Work order 1:
In the methods excerpt on DNA vaccination in mice, at what field strength was electroporation performed?
Work order 2:
Continue the methods excerpt on DNA vaccination and tumor challenge in mice from its last sentence.

Selected excerpt:
━━━━━━━━━━━━━━━━━━━━

The expression plasmid pRC110-NTS-IL-2 [22] was used as recipient for cloning of the recombinant fragments under the RSV promoter. The resulting PCR products were ligated into pRC110-NTS-IL-2 as NheI-NotI fragments.
All constructs were sequenced, and plasmid DNA was purified for vaccination using a QIAfilter Giga Kit Endotoxin-free (Qiagen S.p.A., Italy).
2.3. Mice, DNA Vaccination, and Tumor Challenge Protocols
Male C3H/HeN (H-2KK) mice, 8- to 9-week old, were obtained from Charles River Italia S.p.A. (Calco, Italy) and maintained in the Animal Facility at the “Sacro Cuore” Catholic University of Rome, Italy. All animal experiments, including anaesthetic procedures, were conducted in accordance with protocols approved by the Italian Ministry of Health. For protective experiments, on day 0 anesthetized mice (ketamine-Domitor mixture; pTTVHCDR3 group, n = 7; pTT group, n = 6) were vaccinated with a total of 50 μg DNA plasmid in 150 mM phosphate saline buffer into two sites of posterior muscle legs and received booster injection 3 weeks later. Both vaccinations were followed by electroporation with BTX ECM 830 Pulse Generator (Harvard Apparatus, MA, USA) at 175 V/cm, 10 ms square-wave pulses, 1 Hz. Muscles were pretreated with bovine hyaluronidase as reported elsewhere [31]. Unimmunized (naïve) mice (n = 6) received a mock vaccination by injection with phosphate saline buffer. Serum samples were collected by tail bleeding 3 weeks after priming and 2 weeks after boosting injections. All groups were challenged 2 weeks after the booster vaccination by intraperitoneal injection of 2 × 102 38C13 tumor cells.

━━━━━━━━━━━━━━━━━━━━

Dataset content:

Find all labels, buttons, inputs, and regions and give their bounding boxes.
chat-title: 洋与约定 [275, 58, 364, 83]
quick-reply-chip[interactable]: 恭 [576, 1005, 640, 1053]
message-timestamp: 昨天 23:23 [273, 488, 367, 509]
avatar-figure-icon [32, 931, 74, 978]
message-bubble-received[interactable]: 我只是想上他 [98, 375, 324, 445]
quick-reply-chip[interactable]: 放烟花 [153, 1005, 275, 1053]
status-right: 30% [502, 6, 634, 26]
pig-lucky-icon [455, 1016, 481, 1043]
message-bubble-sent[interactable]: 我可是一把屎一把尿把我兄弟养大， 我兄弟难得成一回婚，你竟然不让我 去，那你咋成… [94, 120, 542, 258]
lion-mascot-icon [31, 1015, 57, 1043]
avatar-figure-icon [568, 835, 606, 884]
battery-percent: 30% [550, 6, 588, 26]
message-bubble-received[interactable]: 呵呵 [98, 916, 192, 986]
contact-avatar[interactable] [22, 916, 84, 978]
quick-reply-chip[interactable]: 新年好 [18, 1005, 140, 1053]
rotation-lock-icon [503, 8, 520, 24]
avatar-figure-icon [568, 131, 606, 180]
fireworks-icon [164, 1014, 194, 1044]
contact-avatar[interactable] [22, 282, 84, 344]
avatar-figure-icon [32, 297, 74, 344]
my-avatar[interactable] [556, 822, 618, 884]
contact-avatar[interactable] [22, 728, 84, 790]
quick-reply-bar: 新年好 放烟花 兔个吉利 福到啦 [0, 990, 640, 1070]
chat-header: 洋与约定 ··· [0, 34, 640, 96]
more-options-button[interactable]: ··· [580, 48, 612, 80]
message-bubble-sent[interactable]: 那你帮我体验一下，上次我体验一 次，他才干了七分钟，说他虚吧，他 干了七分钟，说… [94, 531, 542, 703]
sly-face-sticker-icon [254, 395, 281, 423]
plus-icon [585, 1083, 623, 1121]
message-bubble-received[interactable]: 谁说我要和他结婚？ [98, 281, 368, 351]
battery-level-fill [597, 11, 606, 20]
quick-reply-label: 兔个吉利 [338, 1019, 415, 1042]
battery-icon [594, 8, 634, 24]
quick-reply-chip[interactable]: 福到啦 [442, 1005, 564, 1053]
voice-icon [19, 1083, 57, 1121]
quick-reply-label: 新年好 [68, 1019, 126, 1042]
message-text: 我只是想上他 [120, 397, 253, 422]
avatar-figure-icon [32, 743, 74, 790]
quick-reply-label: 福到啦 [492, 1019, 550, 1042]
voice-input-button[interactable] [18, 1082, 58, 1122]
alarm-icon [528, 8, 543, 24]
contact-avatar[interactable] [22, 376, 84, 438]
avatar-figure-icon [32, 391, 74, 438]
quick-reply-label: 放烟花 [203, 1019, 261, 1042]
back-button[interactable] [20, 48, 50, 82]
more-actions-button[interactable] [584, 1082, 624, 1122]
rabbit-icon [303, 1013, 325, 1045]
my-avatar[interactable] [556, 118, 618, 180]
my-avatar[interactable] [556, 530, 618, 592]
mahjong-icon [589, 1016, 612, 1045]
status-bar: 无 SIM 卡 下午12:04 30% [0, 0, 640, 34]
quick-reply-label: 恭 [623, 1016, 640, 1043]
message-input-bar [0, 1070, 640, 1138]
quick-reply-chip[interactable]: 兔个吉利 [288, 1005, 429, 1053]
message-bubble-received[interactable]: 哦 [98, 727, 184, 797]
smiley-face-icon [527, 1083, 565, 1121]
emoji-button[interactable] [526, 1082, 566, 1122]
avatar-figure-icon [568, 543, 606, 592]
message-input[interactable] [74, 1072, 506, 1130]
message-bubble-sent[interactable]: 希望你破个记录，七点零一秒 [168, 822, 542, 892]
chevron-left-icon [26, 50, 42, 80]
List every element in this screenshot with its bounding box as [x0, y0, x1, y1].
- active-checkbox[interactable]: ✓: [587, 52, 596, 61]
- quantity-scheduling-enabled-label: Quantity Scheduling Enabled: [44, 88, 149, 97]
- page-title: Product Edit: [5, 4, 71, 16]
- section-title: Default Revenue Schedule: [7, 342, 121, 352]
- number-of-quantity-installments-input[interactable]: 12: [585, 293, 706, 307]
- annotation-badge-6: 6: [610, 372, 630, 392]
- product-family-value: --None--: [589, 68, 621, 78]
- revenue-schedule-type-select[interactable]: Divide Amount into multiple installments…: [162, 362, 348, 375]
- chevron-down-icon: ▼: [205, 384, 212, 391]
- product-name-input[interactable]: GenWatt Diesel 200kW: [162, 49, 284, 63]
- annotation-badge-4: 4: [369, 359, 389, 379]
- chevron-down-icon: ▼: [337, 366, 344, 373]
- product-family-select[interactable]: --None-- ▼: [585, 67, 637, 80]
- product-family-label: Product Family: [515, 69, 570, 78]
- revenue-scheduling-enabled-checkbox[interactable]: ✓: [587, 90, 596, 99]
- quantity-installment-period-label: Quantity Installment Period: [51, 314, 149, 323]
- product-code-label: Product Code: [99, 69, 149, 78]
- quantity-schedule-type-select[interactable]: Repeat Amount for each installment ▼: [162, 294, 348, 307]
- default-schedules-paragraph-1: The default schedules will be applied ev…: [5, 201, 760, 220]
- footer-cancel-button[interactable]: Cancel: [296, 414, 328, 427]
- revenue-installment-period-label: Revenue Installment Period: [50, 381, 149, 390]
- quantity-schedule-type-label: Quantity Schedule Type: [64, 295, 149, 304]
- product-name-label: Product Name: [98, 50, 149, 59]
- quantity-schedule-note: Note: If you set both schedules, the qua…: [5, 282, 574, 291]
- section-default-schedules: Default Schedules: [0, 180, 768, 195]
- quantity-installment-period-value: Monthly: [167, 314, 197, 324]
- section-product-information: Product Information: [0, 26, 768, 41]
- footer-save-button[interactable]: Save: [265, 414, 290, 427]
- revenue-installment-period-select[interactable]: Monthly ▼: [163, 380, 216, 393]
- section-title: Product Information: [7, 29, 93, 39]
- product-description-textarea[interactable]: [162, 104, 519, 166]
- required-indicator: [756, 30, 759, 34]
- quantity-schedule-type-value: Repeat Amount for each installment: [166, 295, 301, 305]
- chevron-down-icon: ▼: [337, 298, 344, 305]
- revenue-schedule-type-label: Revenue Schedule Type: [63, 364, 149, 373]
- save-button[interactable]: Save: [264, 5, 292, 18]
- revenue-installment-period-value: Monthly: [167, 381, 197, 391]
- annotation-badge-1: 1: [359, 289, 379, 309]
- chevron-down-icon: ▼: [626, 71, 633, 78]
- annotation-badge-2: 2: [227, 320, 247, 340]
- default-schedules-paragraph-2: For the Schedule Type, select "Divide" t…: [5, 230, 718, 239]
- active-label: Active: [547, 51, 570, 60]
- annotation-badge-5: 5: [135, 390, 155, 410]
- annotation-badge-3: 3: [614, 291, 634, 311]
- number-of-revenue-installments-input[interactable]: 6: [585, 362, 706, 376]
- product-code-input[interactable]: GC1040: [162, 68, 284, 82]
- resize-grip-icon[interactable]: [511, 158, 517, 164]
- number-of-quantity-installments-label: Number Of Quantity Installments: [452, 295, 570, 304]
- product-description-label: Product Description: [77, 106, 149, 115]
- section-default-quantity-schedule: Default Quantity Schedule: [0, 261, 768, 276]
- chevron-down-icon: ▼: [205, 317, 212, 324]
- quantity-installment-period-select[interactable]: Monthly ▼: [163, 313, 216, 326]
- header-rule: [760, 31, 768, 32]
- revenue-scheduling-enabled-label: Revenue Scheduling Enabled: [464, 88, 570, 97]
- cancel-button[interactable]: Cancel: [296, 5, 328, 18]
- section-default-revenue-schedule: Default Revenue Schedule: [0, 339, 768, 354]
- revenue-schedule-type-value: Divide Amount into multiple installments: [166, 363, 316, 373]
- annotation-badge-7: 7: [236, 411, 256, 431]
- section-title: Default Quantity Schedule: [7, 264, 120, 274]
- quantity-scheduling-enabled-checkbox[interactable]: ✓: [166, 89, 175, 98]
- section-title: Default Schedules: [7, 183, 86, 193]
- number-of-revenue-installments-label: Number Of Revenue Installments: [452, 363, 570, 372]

━━━━━━━━━━━━━━━━━━━━

Answer 1:
175 V/cm.

Answer 2:
In the therapeutic setting, on day 0 C3H/HeN mice were challenged i.p. with a lethal dose of 38C13 (2 × 102) tumor cells. DNA electrotransfer was performed 4 days after challenge and repeated 11 days later, with a total of 80 μg DNA plasmids pTTVHCDR3/pTTVLCDR3 or with 50 μg of pTT (6 mice/experimental group). Unimmunized mice (n = 5) received a mock vaccination. EP settings were the same used in the prophylactic experiments.
Clinical evidence of tumor and mouse survival were monitored and compared between groups. Animals were checked for visible abdominal tumors and tumor development was monitored daily by abdominal palpation. Animals were checked daily thereafter for mortality.
2.4. Peptide Synthesis
The native peptides NH2-DPNYYDGSYEGYFDYWAQGTTL-COOH (IgM 38C13VH 101–122) and NH2-MHTAVYYCAKGAQGASLGKAYFFDCWGQGTQVTVSS-COOH (VH CDR3-PA; [20]) were synthesized by Primm (Primm S.r.l., Italy) and dissolved in the suggested buffer prior to use.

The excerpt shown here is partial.